What to do
In the lines below, how many hold the word "comprador"? Answer only with the number.

..........

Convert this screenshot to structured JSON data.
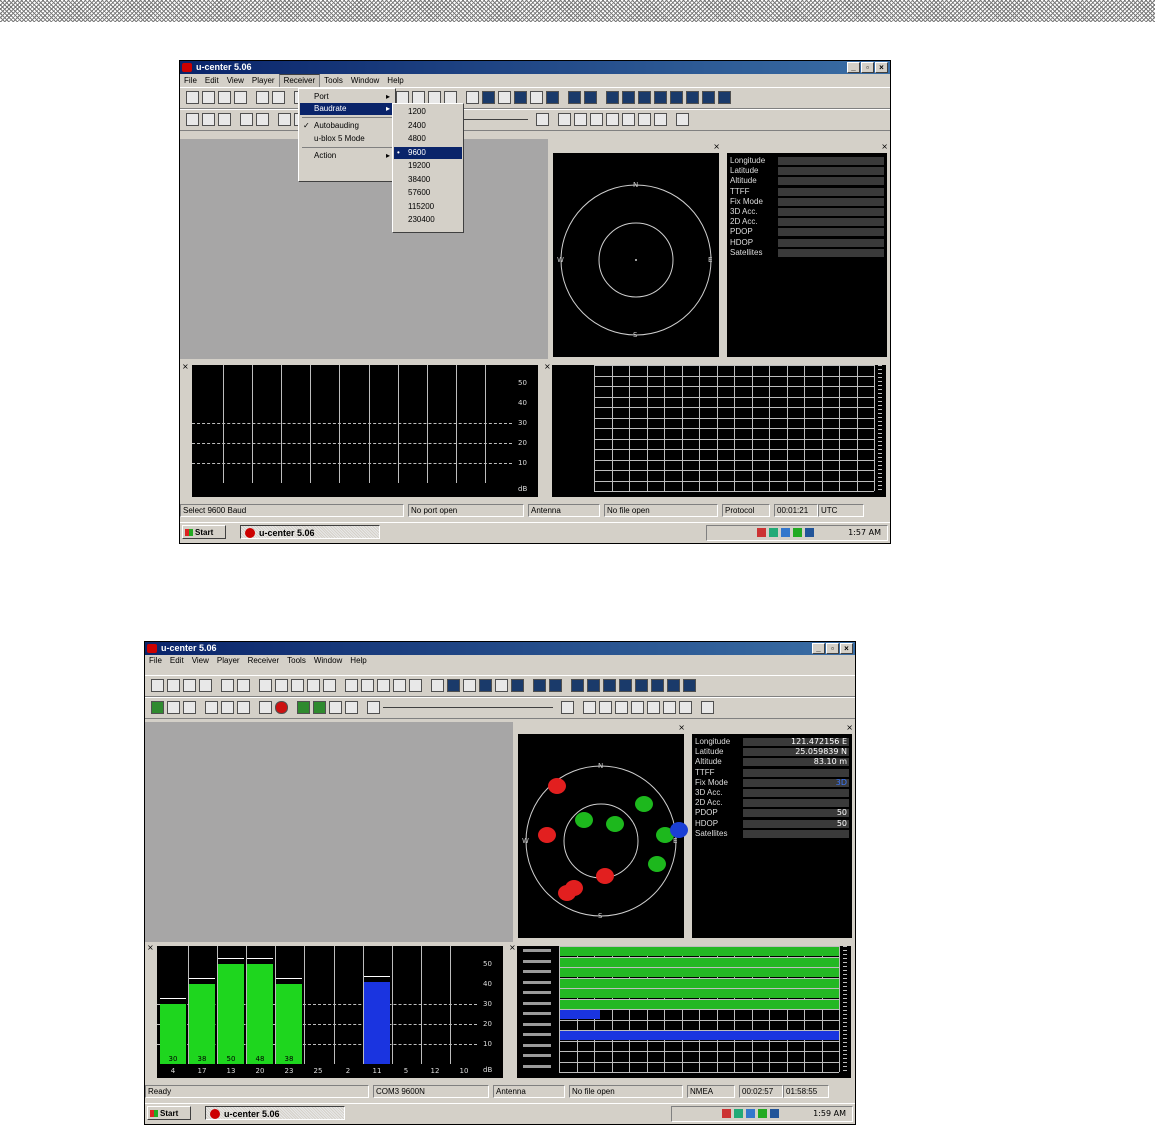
{
  "top": {
    "title": "u-center 5.06",
    "menu": [
      "File",
      "Edit",
      "View",
      "Player",
      "Receiver",
      "Tools",
      "Window",
      "Help"
    ],
    "receiver_menu": [
      {
        "label": "Port",
        "arrow": true
      },
      {
        "label": "Baudrate",
        "arrow": true,
        "selected": true
      },
      {
        "label": "Autobauding",
        "checked": true
      },
      {
        "label": "u-blox 5 Mode"
      },
      {
        "label": "Action",
        "arrow": true
      }
    ],
    "baud_menu": [
      "1200",
      "2400",
      "4800",
      "9600",
      "19200",
      "38400",
      "57600",
      "115200",
      "230400"
    ],
    "baud_selected_index": 3,
    "compass": {
      "n": "N",
      "s": "S",
      "e": "E",
      "w": "W"
    },
    "info_labels": [
      "Longitude",
      "Latitude",
      "Altitude",
      "TTFF",
      "Fix Mode",
      "3D Acc.",
      "2D Acc.",
      "PDOP",
      "HDOP",
      "Satellites"
    ],
    "snr_axis": [
      "50",
      "40",
      "30",
      "20",
      "10",
      "dB"
    ],
    "status": [
      "Select 9600 Baud",
      "No port open",
      "Antenna",
      "No file open",
      "Protocol",
      "00:01:21",
      "UTC"
    ],
    "start_label": "Start",
    "task_label": "u-center 5.06",
    "clock": "1:57 AM"
  },
  "bottom": {
    "title": "u-center 5.06",
    "menu": [
      "File",
      "Edit",
      "View",
      "Player",
      "Receiver",
      "Tools",
      "Window",
      "Help"
    ],
    "compass": {
      "n": "N",
      "s": "S",
      "e": "E",
      "w": "W"
    },
    "info_labels": [
      "Longitude",
      "Latitude",
      "Altitude",
      "TTFF",
      "Fix Mode",
      "3D Acc.",
      "2D Acc.",
      "PDOP",
      "HDOP",
      "Satellites"
    ],
    "info_values": [
      "121.472156 E",
      "25.059839 N",
      "83.10 m",
      "",
      "3D",
      "",
      "",
      "50",
      "50",
      ""
    ],
    "info_value_colors": [
      "#ffffff",
      "#ffffff",
      "#ffffff",
      "#ffffff",
      "#3a78ff",
      "#ffffff",
      "#ffffff",
      "#ffffff",
      "#ffffff",
      "#ffffff"
    ],
    "sky_sats": [
      {
        "id": "",
        "color": "r",
        "at": "a"
      },
      {
        "id": "",
        "color": "g",
        "at": "b"
      },
      {
        "id": "",
        "color": "g",
        "at": "c"
      },
      {
        "id": "",
        "color": "g",
        "at": "d"
      },
      {
        "id": "",
        "color": "r",
        "at": "e"
      },
      {
        "id": "",
        "color": "g",
        "at": "f"
      },
      {
        "id": "",
        "color": "b",
        "at": "g"
      },
      {
        "id": "",
        "color": "g",
        "at": "h"
      },
      {
        "id": "",
        "color": "r",
        "at": "i"
      },
      {
        "id": "",
        "color": "r",
        "at": "j"
      },
      {
        "id": "",
        "color": "r",
        "at": "k"
      }
    ],
    "snr_axis": [
      "50",
      "40",
      "30",
      "20",
      "10",
      "dB"
    ],
    "snr_bars": [
      {
        "sv": "4",
        "value": 30,
        "label": "30",
        "color": "#1ed61e"
      },
      {
        "sv": "17",
        "value": 40,
        "label": "38",
        "color": "#1ed61e"
      },
      {
        "sv": "13",
        "value": 50,
        "label": "50",
        "color": "#1ed61e"
      },
      {
        "sv": "20",
        "value": 50,
        "label": "48",
        "color": "#1ed61e"
      },
      {
        "sv": "23",
        "value": 40,
        "label": "38",
        "color": "#1ed61e"
      },
      {
        "sv": "25",
        "value": 0,
        "label": "",
        "color": "#1ed61e"
      },
      {
        "sv": "2",
        "value": 0,
        "label": "",
        "color": "#1ed61e"
      },
      {
        "sv": "11",
        "value": 41,
        "label": "",
        "color": "#1a34e0"
      },
      {
        "sv": "5",
        "value": 0,
        "label": "",
        "color": "#1ed61e"
      },
      {
        "sv": "12",
        "value": 0,
        "label": "",
        "color": "#1ed61e"
      },
      {
        "sv": "10",
        "value": 0,
        "label": "",
        "color": "#1ed61e"
      }
    ],
    "status": [
      "Ready",
      "COM3 9600N",
      "Antenna",
      "No file open",
      "NMEA",
      "00:02:57",
      "01:58:55"
    ],
    "start_label": "Start",
    "task_label": "u-center 5.06",
    "clock": "1:59 AM"
  }
}
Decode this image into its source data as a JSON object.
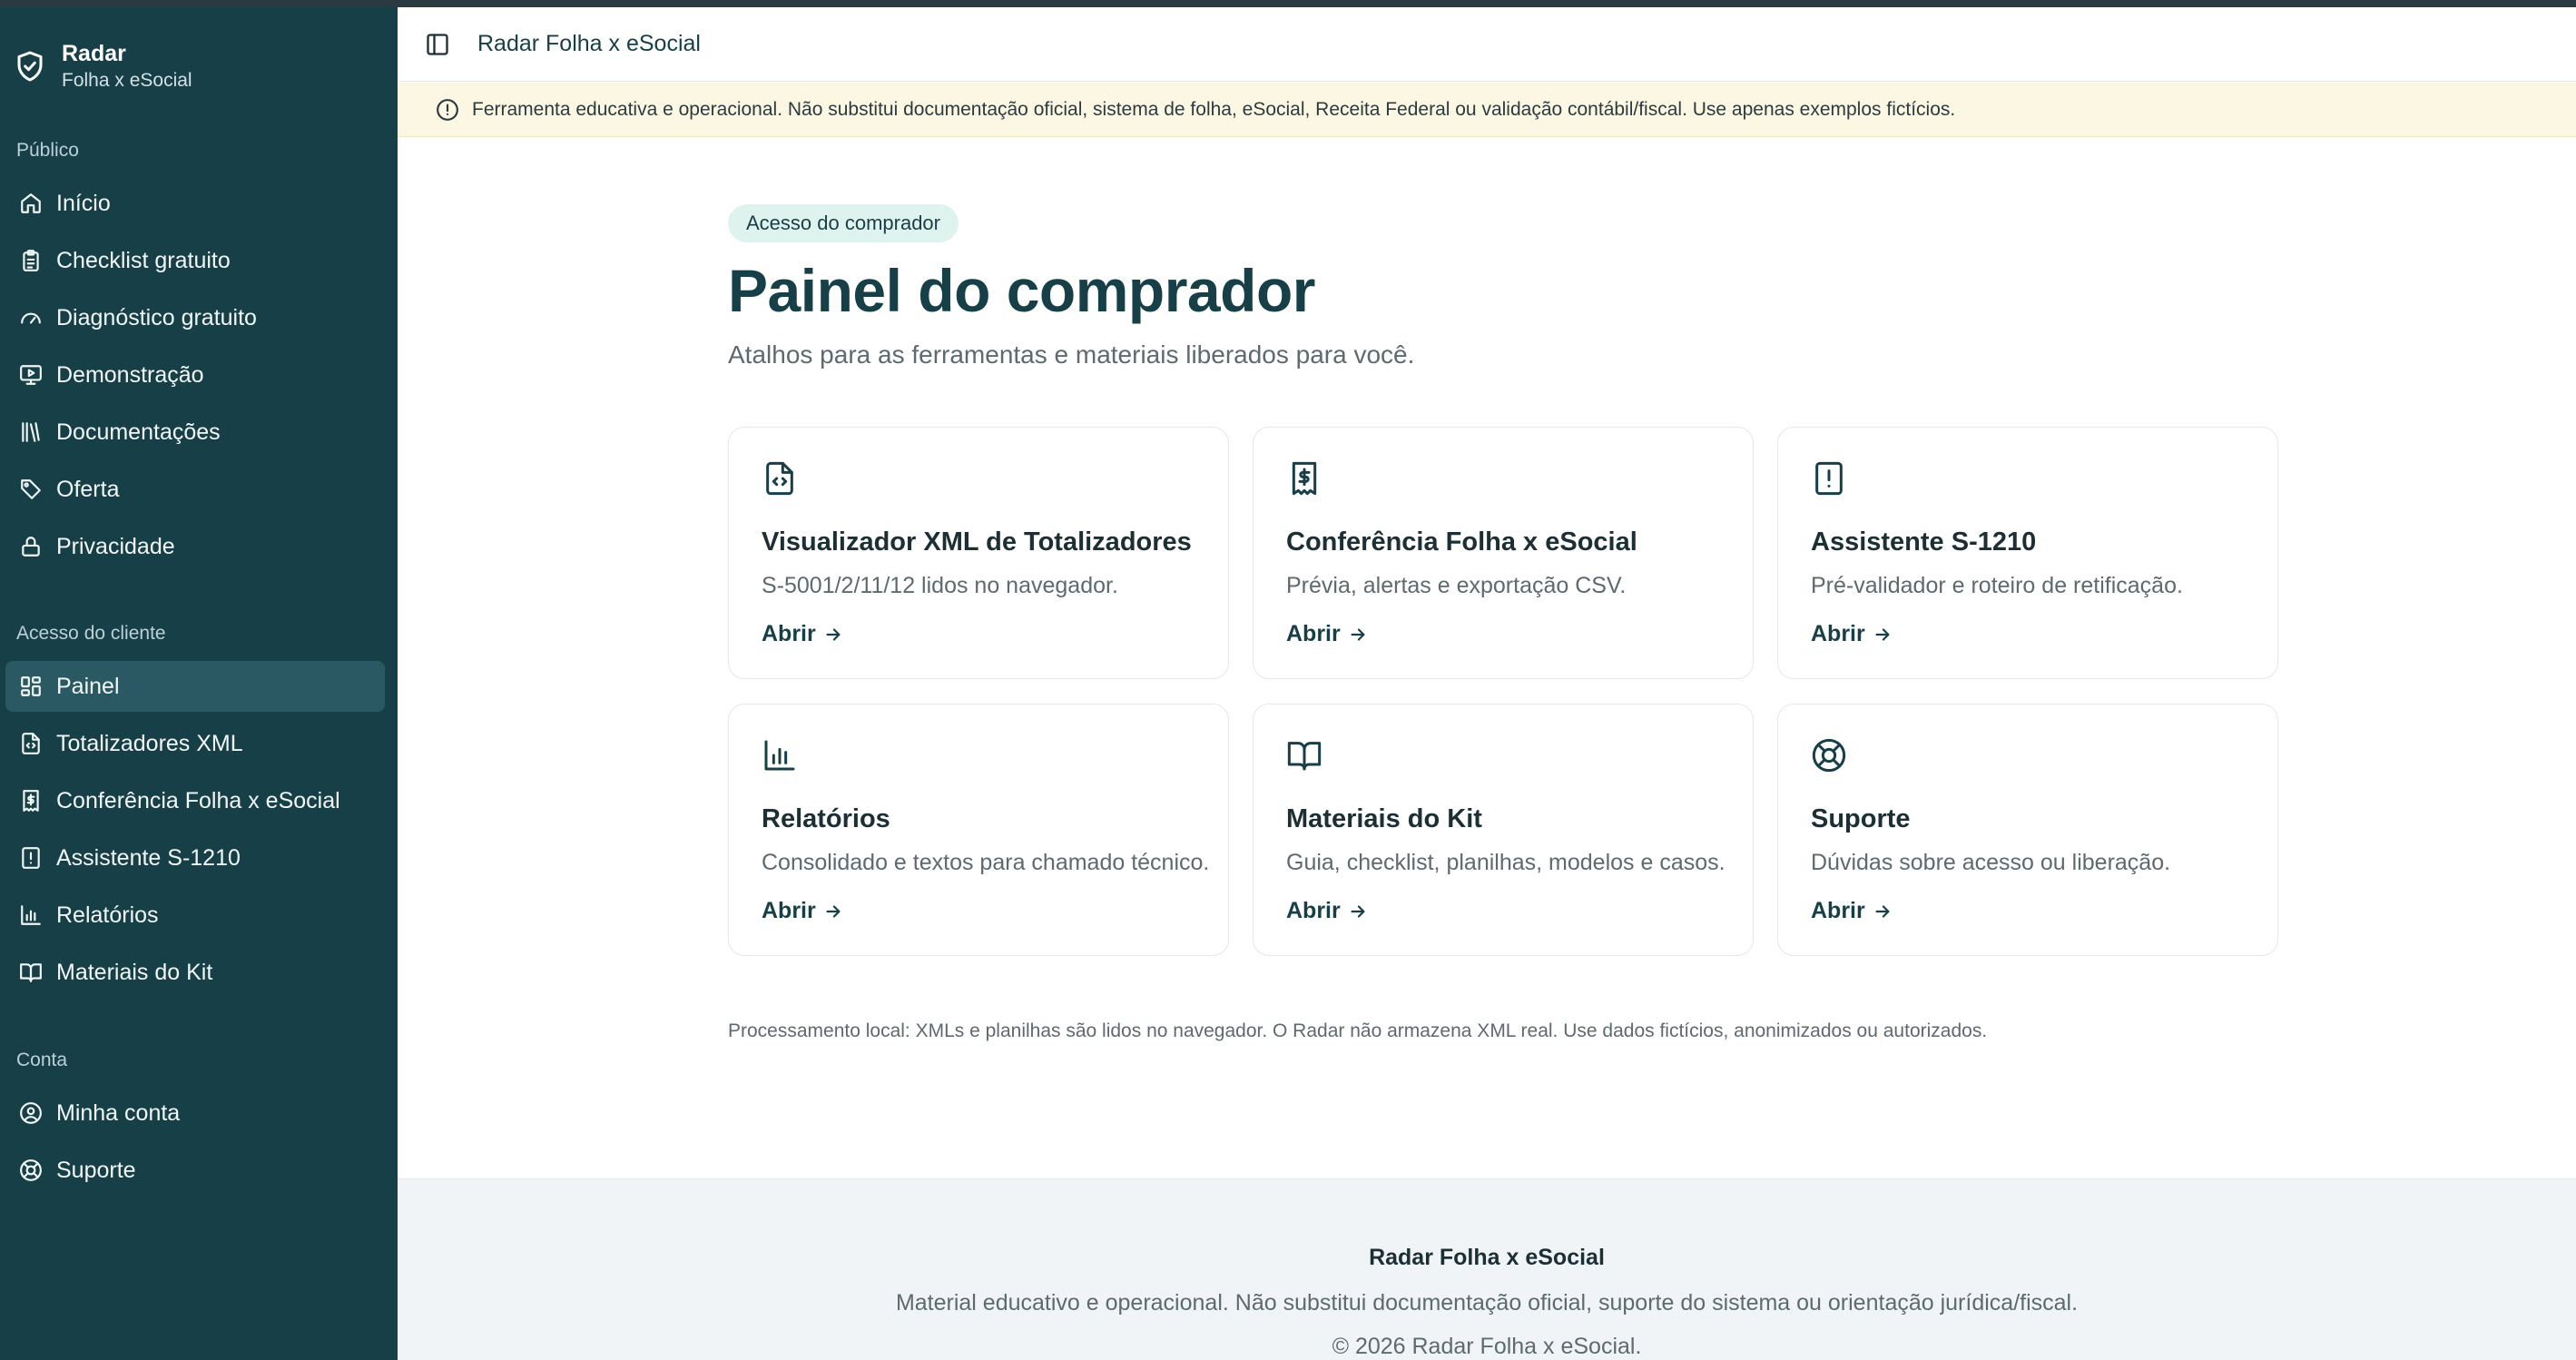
{
  "brand": {
    "title": "Radar",
    "subtitle": "Folha x eSocial",
    "icon": "shield-check-icon"
  },
  "sidebar": {
    "sections": [
      {
        "label": "Público",
        "items": [
          {
            "label": "Início",
            "icon": "home-icon"
          },
          {
            "label": "Checklist gratuito",
            "icon": "clipboard-list-icon"
          },
          {
            "label": "Diagnóstico gratuito",
            "icon": "gauge-icon"
          },
          {
            "label": "Demonstração",
            "icon": "monitor-play-icon"
          },
          {
            "label": "Documentações",
            "icon": "library-icon"
          },
          {
            "label": "Oferta",
            "icon": "tag-icon"
          },
          {
            "label": "Privacidade",
            "icon": "lock-icon"
          }
        ]
      },
      {
        "label": "Acesso do cliente",
        "items": [
          {
            "label": "Painel",
            "icon": "layout-grid-icon",
            "active": true
          },
          {
            "label": "Totalizadores XML",
            "icon": "file-code-icon"
          },
          {
            "label": "Conferência Folha x eSocial",
            "icon": "receipt-dollar-icon"
          },
          {
            "label": "Assistente S-1210",
            "icon": "file-alert-icon"
          },
          {
            "label": "Relatórios",
            "icon": "bar-chart-icon"
          },
          {
            "label": "Materiais do Kit",
            "icon": "book-open-icon"
          }
        ]
      },
      {
        "label": "Conta",
        "items": [
          {
            "label": "Minha conta",
            "icon": "user-circle-icon"
          },
          {
            "label": "Suporte",
            "icon": "life-buoy-icon"
          }
        ]
      }
    ]
  },
  "header": {
    "title": "Radar Folha x eSocial",
    "toggle_icon": "sidebar-toggle-icon"
  },
  "notice": {
    "text": "Ferramenta educativa e operacional. Não substitui documentação oficial, sistema de folha, eSocial, Receita Federal ou validação contábil/fiscal. Use apenas exemplos fictícios.",
    "icon": "alert-circle-icon"
  },
  "main": {
    "badge": "Acesso do comprador",
    "title": "Painel do comprador",
    "subtitle": "Atalhos para as ferramentas e materiais liberados para você.",
    "cards": [
      {
        "title": "Visualizador XML de Totalizadores",
        "description": "S-5001/2/11/12 lidos no navegador.",
        "link": "Abrir",
        "icon": "file-code-icon"
      },
      {
        "title": "Conferência Folha x eSocial",
        "description": "Prévia, alertas e exportação CSV.",
        "link": "Abrir",
        "icon": "receipt-dollar-icon"
      },
      {
        "title": "Assistente S-1210",
        "description": "Pré-validador e roteiro de retificação.",
        "link": "Abrir",
        "icon": "file-alert-icon"
      },
      {
        "title": "Relatórios",
        "description": "Consolidado e textos para chamado técnico.",
        "link": "Abrir",
        "icon": "bar-chart-icon"
      },
      {
        "title": "Materiais do Kit",
        "description": "Guia, checklist, planilhas, modelos e casos.",
        "link": "Abrir",
        "icon": "book-open-icon"
      },
      {
        "title": "Suporte",
        "description": "Dúvidas sobre acesso ou liberação.",
        "link": "Abrir",
        "icon": "life-buoy-icon"
      }
    ],
    "footnote": "Processamento local: XMLs e planilhas são lidos no navegador. O Radar não armazena XML real. Use dados fictícios, anonimizados ou autorizados."
  },
  "footer": {
    "title": "Radar Folha x eSocial",
    "disclaimer": "Material educativo e operacional. Não substitui documentação oficial, suporte do sistema ou orientação jurídica/fiscal.",
    "copyright": "© 2026 Radar Folha x eSocial."
  },
  "colors": {
    "sidebar_bg": "#173f48",
    "active_bg": "#2a5863",
    "notice_bg": "#fcf7e3",
    "badge_bg": "#dff3ee",
    "footer_bg": "#f1f4f6"
  }
}
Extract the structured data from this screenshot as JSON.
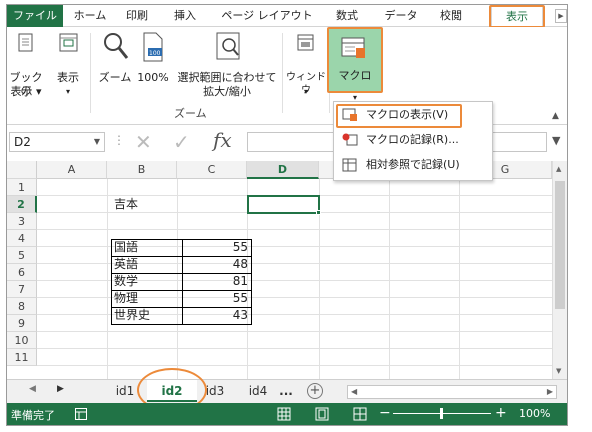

..........

Solution to the problem
2